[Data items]
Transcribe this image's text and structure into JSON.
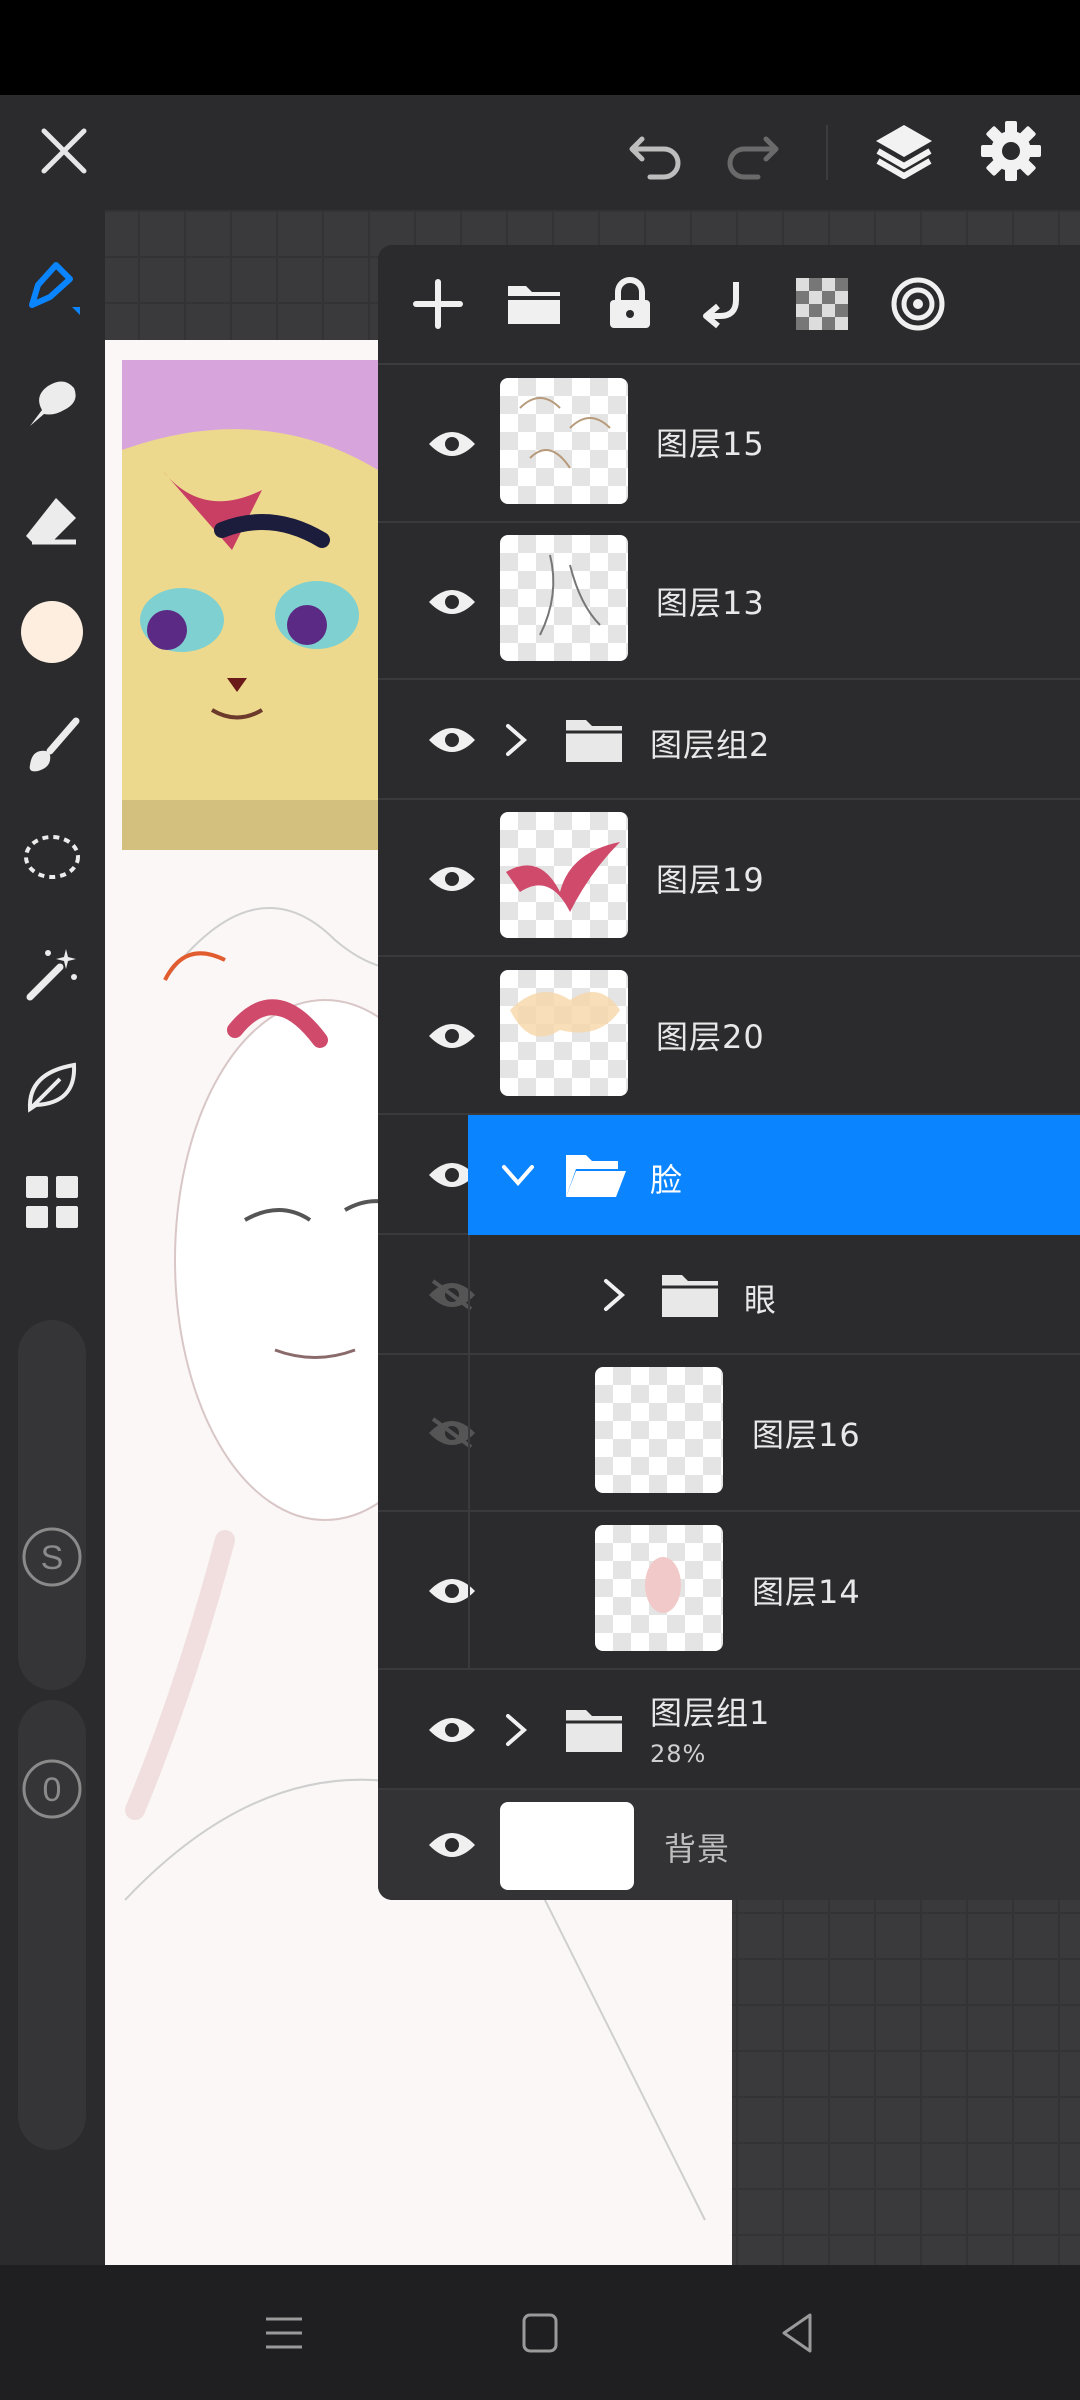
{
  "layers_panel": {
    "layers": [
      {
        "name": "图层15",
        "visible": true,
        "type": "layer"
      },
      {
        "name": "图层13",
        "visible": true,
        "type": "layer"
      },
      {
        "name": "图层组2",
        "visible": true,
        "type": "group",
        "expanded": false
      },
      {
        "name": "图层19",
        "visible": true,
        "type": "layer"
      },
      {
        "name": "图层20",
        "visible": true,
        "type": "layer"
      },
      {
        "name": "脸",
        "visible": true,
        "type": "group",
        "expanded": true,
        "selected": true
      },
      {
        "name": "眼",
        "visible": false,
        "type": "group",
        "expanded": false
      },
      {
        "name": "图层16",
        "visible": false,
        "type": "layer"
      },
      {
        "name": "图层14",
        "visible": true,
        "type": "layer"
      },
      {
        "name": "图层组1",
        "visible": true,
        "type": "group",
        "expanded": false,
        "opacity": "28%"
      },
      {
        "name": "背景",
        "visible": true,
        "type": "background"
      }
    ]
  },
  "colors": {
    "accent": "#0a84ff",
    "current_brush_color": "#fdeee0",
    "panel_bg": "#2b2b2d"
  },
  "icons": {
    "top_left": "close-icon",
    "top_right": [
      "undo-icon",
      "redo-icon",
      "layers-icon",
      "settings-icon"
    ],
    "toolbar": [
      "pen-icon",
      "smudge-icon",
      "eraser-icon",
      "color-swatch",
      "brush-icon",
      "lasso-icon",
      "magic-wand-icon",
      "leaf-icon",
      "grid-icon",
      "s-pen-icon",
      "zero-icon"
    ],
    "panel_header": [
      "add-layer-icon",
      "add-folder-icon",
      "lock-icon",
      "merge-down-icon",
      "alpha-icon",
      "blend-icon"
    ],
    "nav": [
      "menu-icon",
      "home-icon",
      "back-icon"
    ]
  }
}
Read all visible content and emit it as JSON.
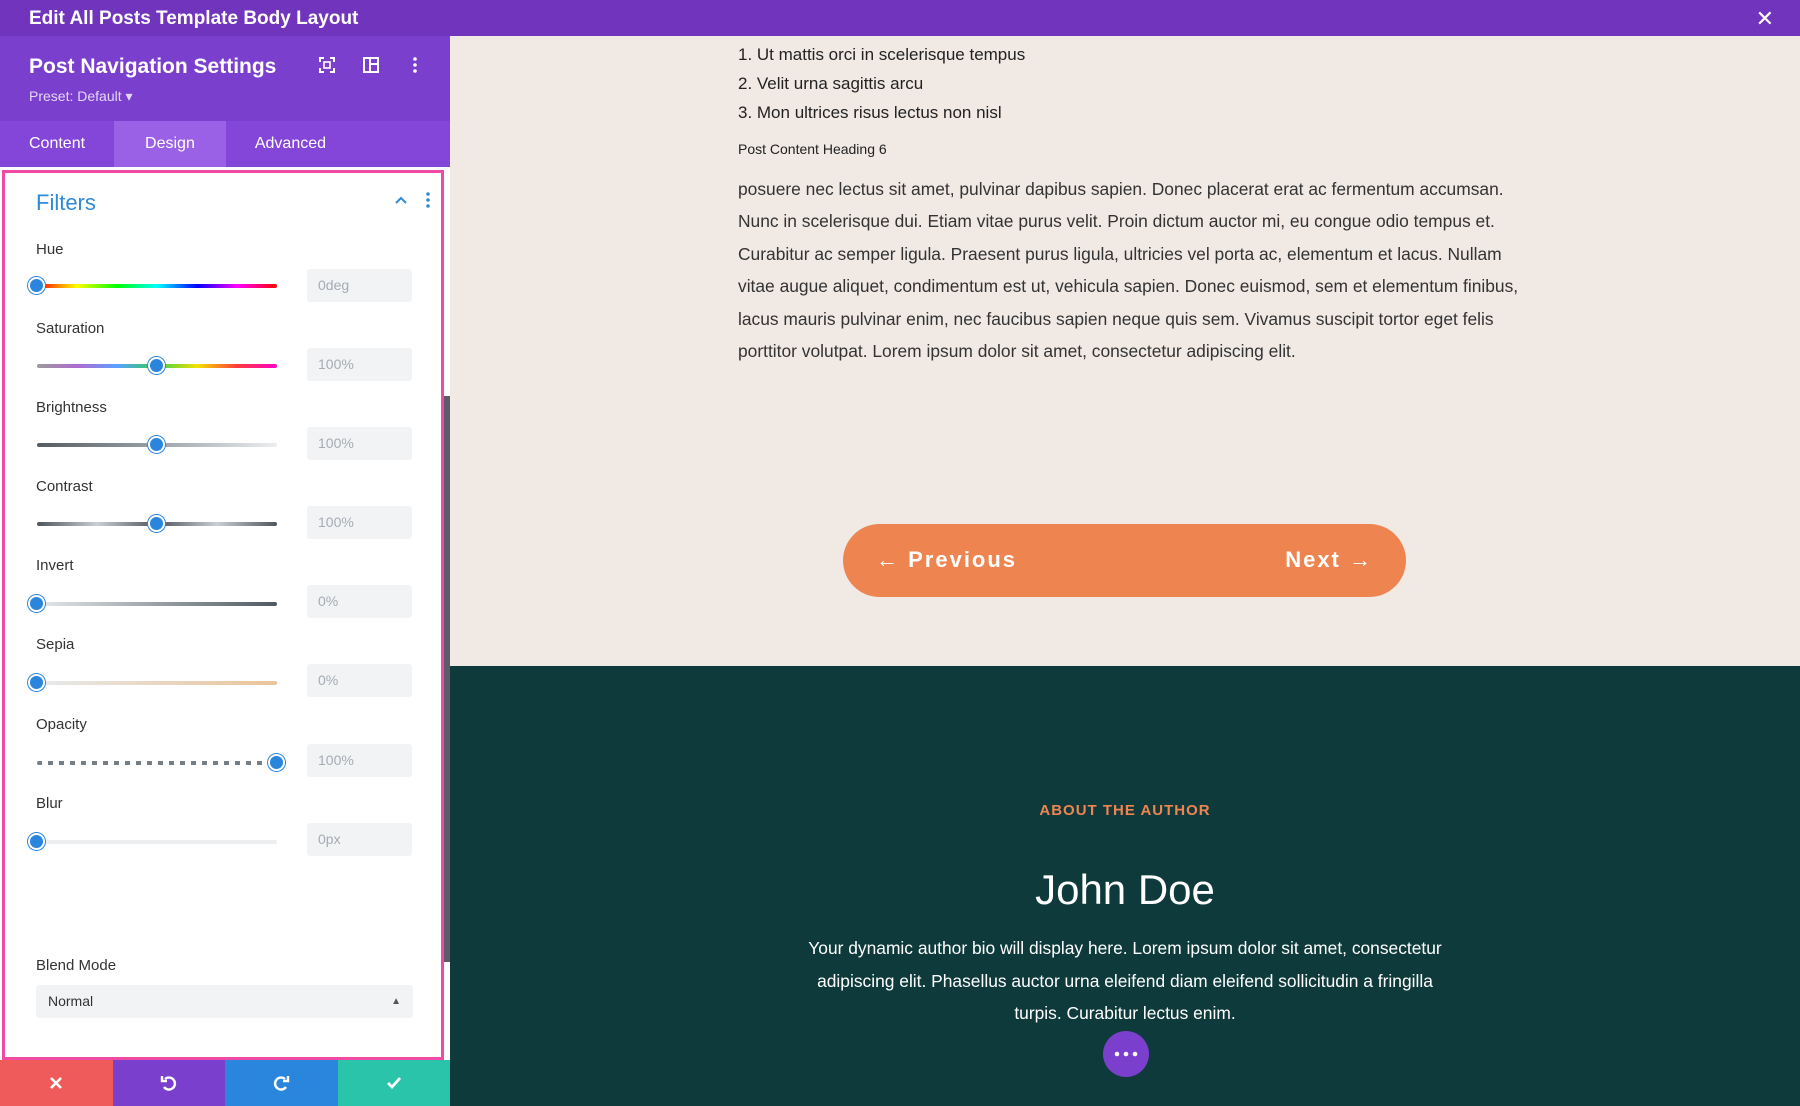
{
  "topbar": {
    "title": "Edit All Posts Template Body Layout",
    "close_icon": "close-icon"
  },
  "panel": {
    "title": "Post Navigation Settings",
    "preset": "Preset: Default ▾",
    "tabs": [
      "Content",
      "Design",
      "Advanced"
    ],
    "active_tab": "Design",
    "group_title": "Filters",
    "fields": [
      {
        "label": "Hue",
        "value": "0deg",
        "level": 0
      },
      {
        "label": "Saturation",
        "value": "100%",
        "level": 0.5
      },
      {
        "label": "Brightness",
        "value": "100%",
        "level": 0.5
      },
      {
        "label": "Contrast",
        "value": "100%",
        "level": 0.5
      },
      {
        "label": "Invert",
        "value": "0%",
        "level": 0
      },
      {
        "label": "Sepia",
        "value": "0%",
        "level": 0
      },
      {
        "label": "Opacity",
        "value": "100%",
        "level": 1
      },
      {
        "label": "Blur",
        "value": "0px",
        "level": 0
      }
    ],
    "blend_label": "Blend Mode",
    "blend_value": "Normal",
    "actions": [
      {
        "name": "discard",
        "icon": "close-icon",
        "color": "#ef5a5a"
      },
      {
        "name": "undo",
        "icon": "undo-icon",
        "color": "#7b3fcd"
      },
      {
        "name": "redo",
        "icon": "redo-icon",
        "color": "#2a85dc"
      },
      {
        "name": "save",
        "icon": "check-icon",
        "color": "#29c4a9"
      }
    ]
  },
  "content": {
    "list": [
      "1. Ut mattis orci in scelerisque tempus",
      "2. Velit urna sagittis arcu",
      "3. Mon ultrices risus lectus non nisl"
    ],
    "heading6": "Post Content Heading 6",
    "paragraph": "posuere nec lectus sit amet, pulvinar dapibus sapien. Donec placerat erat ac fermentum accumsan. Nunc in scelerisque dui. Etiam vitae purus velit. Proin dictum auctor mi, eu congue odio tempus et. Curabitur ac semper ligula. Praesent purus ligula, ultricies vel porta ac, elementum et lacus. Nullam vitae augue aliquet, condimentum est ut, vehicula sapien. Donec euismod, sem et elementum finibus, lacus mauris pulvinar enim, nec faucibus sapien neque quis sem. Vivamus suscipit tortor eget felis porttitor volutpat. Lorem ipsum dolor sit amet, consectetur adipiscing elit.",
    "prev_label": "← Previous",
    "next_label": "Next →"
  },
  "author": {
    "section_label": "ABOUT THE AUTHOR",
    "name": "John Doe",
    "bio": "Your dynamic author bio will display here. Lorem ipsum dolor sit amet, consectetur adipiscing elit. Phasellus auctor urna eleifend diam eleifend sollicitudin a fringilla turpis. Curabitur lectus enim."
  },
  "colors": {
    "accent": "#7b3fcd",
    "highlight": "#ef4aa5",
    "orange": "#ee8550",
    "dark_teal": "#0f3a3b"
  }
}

Problem requirements: Transcribe the records above exactly, leaving out every picture.

Written reply:
Transcribe this image's text and structure into JSON.
{
  "layers_panel": {
    "layers": [
      {
        "name": "图层15",
        "visible": true,
        "type": "layer"
      },
      {
        "name": "图层13",
        "visible": true,
        "type": "layer"
      },
      {
        "name": "图层组2",
        "visible": true,
        "type": "group",
        "expanded": false
      },
      {
        "name": "图层19",
        "visible": true,
        "type": "layer"
      },
      {
        "name": "图层20",
        "visible": true,
        "type": "layer"
      },
      {
        "name": "脸",
        "visible": true,
        "type": "group",
        "expanded": true,
        "selected": true
      },
      {
        "name": "眼",
        "visible": false,
        "type": "group",
        "expanded": false
      },
      {
        "name": "图层16",
        "visible": false,
        "type": "layer"
      },
      {
        "name": "图层14",
        "visible": true,
        "type": "layer"
      },
      {
        "name": "图层组1",
        "visible": true,
        "type": "group",
        "expanded": false,
        "opacity": "28%"
      },
      {
        "name": "背景",
        "visible": true,
        "type": "background"
      }
    ]
  },
  "colors": {
    "accent": "#0a84ff",
    "current_brush_color": "#fdeee0",
    "panel_bg": "#2b2b2d"
  },
  "icons": {
    "top_left": "close-icon",
    "top_right": [
      "undo-icon",
      "redo-icon",
      "layers-icon",
      "settings-icon"
    ],
    "toolbar": [
      "pen-icon",
      "smudge-icon",
      "eraser-icon",
      "color-swatch",
      "brush-icon",
      "lasso-icon",
      "magic-wand-icon",
      "leaf-icon",
      "grid-icon",
      "s-pen-icon",
      "zero-icon"
    ],
    "panel_header": [
      "add-layer-icon",
      "add-folder-icon",
      "lock-icon",
      "merge-down-icon",
      "alpha-icon",
      "blend-icon"
    ],
    "nav": [
      "menu-icon",
      "home-icon",
      "back-icon"
    ]
  }
}
Read all visible content and emit it as JSON.
{
  "topbar": {
    "title": "Edit All Posts Template Body Layout",
    "close_icon": "close-icon"
  },
  "panel": {
    "title": "Post Navigation Settings",
    "preset": "Preset: Default ▾",
    "tabs": [
      "Content",
      "Design",
      "Advanced"
    ],
    "active_tab": "Design",
    "group_title": "Filters",
    "fields": [
      {
        "label": "Hue",
        "value": "0deg",
        "level": 0
      },
      {
        "label": "Saturation",
        "value": "100%",
        "level": 0.5
      },
      {
        "label": "Brightness",
        "value": "100%",
        "level": 0.5
      },
      {
        "label": "Contrast",
        "value": "100%",
        "level": 0.5
      },
      {
        "label": "Invert",
        "value": "0%",
        "level": 0
      },
      {
        "label": "Sepia",
        "value": "0%",
        "level": 0
      },
      {
        "label": "Opacity",
        "value": "100%",
        "level": 1
      },
      {
        "label": "Blur",
        "value": "0px",
        "level": 0
      }
    ],
    "blend_label": "Blend Mode",
    "blend_value": "Normal",
    "actions": [
      {
        "name": "discard",
        "icon": "close-icon",
        "color": "#ef5a5a"
      },
      {
        "name": "undo",
        "icon": "undo-icon",
        "color": "#7b3fcd"
      },
      {
        "name": "redo",
        "icon": "redo-icon",
        "color": "#2a85dc"
      },
      {
        "name": "save",
        "icon": "check-icon",
        "color": "#29c4a9"
      }
    ]
  },
  "content": {
    "list": [
      "1. Ut mattis orci in scelerisque tempus",
      "2. Velit urna sagittis arcu",
      "3. Mon ultrices risus lectus non nisl"
    ],
    "heading6": "Post Content Heading 6",
    "paragraph": "posuere nec lectus sit amet, pulvinar dapibus sapien. Donec placerat erat ac fermentum accumsan. Nunc in scelerisque dui. Etiam vitae purus velit. Proin dictum auctor mi, eu congue odio tempus et. Curabitur ac semper ligula. Praesent purus ligula, ultricies vel porta ac, elementum et lacus. Nullam vitae augue aliquet, condimentum est ut, vehicula sapien. Donec euismod, sem et elementum finibus, lacus mauris pulvinar enim, nec faucibus sapien neque quis sem. Vivamus suscipit tortor eget felis porttitor volutpat. Lorem ipsum dolor sit amet, consectetur adipiscing elit.",
    "prev_label": "← Previous",
    "next_label": "Next →"
  },
  "author": {
    "section_label": "ABOUT THE AUTHOR",
    "name": "John Doe",
    "bio": "Your dynamic author bio will display here. Lorem ipsum dolor sit amet, consectetur adipiscing elit. Phasellus auctor urna eleifend diam eleifend sollicitudin a fringilla turpis. Curabitur lectus enim."
  },
  "colors": {
    "accent": "#7b3fcd",
    "highlight": "#ef4aa5",
    "orange": "#ee8550",
    "dark_teal": "#0f3a3b"
  }
}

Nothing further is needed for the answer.